● Problem
Say how many lines in the data below contain the word "this", and give no other text.

● Recorded information

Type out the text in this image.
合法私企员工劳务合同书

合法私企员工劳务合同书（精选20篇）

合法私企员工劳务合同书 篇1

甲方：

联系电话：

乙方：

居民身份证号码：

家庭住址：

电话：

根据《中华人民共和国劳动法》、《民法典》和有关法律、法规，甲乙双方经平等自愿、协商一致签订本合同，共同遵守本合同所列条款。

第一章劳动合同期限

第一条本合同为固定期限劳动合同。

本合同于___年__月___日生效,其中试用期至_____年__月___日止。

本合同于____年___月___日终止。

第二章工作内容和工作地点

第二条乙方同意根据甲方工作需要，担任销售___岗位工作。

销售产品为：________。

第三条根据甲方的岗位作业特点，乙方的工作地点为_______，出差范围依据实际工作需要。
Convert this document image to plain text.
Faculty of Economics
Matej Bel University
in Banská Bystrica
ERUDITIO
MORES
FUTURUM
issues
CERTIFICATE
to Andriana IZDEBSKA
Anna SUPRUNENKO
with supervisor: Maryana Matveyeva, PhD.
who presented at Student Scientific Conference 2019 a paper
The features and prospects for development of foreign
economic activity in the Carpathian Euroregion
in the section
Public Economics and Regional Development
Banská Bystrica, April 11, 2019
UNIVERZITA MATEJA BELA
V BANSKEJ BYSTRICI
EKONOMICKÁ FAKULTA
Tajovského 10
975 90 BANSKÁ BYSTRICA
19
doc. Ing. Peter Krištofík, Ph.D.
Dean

● Reply to the exercise
2